■ WRITTEN PROBLEM ■
Transcribe the material exactly. Images do not belong in the copy.

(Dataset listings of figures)
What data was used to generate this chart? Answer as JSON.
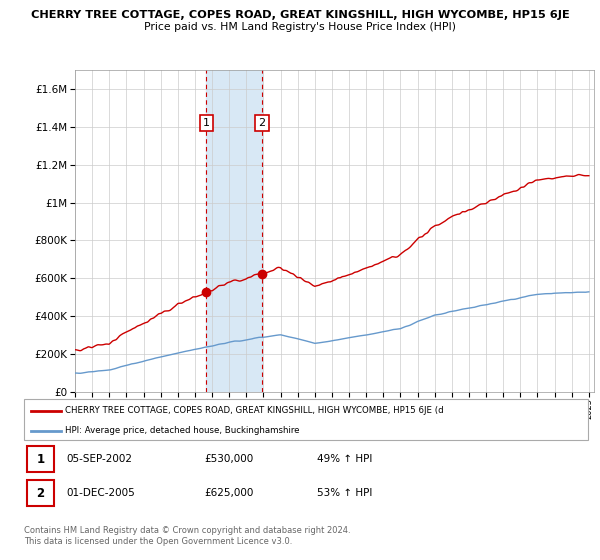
{
  "title": "CHERRY TREE COTTAGE, COPES ROAD, GREAT KINGSHILL, HIGH WYCOMBE, HP15 6JE",
  "subtitle": "Price paid vs. HM Land Registry's House Price Index (HPI)",
  "ylim": [
    0,
    1700000
  ],
  "yticks": [
    0,
    200000,
    400000,
    600000,
    800000,
    1000000,
    1200000,
    1400000,
    1600000
  ],
  "ytick_labels": [
    "£0",
    "£200K",
    "£400K",
    "£600K",
    "£800K",
    "£1M",
    "£1.2M",
    "£1.4M",
    "£1.6M"
  ],
  "sale1_date": 2002.67,
  "sale1_price": 530000,
  "sale2_date": 2005.92,
  "sale2_price": 625000,
  "red_color": "#cc0000",
  "blue_color": "#6699cc",
  "highlight_color": "#d8e8f5",
  "legend_red_label": "CHERRY TREE COTTAGE, COPES ROAD, GREAT KINGSHILL, HIGH WYCOMBE, HP15 6JE (d",
  "legend_blue_label": "HPI: Average price, detached house, Buckinghamshire",
  "footer": "Contains HM Land Registry data © Crown copyright and database right 2024.\nThis data is licensed under the Open Government Licence v3.0.",
  "table_rows": [
    {
      "num": "1",
      "date": "05-SEP-2002",
      "price": "£530,000",
      "hpi": "49% ↑ HPI"
    },
    {
      "num": "2",
      "date": "01-DEC-2005",
      "price": "£625,000",
      "hpi": "53% ↑ HPI"
    }
  ]
}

■ EXERCISE RESPONSE ■
What data was used to generate this chart? Answer as JSON.
{
  "title": "CHERRY TREE COTTAGE, COPES ROAD, GREAT KINGSHILL, HIGH WYCOMBE, HP15 6JE",
  "subtitle": "Price paid vs. HM Land Registry's House Price Index (HPI)",
  "ylim": [
    0,
    1700000
  ],
  "yticks": [
    0,
    200000,
    400000,
    600000,
    800000,
    1000000,
    1200000,
    1400000,
    1600000
  ],
  "ytick_labels": [
    "£0",
    "£200K",
    "£400K",
    "£600K",
    "£800K",
    "£1M",
    "£1.2M",
    "£1.4M",
    "£1.6M"
  ],
  "sale1_date": 2002.67,
  "sale1_price": 530000,
  "sale2_date": 2005.92,
  "sale2_price": 625000,
  "red_color": "#cc0000",
  "blue_color": "#6699cc",
  "highlight_color": "#d8e8f5",
  "legend_red_label": "CHERRY TREE COTTAGE, COPES ROAD, GREAT KINGSHILL, HIGH WYCOMBE, HP15 6JE (d",
  "legend_blue_label": "HPI: Average price, detached house, Buckinghamshire",
  "footer": "Contains HM Land Registry data © Crown copyright and database right 2024.\nThis data is licensed under the Open Government Licence v3.0.",
  "table_rows": [
    {
      "num": "1",
      "date": "05-SEP-2002",
      "price": "£530,000",
      "hpi": "49% ↑ HPI"
    },
    {
      "num": "2",
      "date": "01-DEC-2005",
      "price": "£625,000",
      "hpi": "53% ↑ HPI"
    }
  ]
}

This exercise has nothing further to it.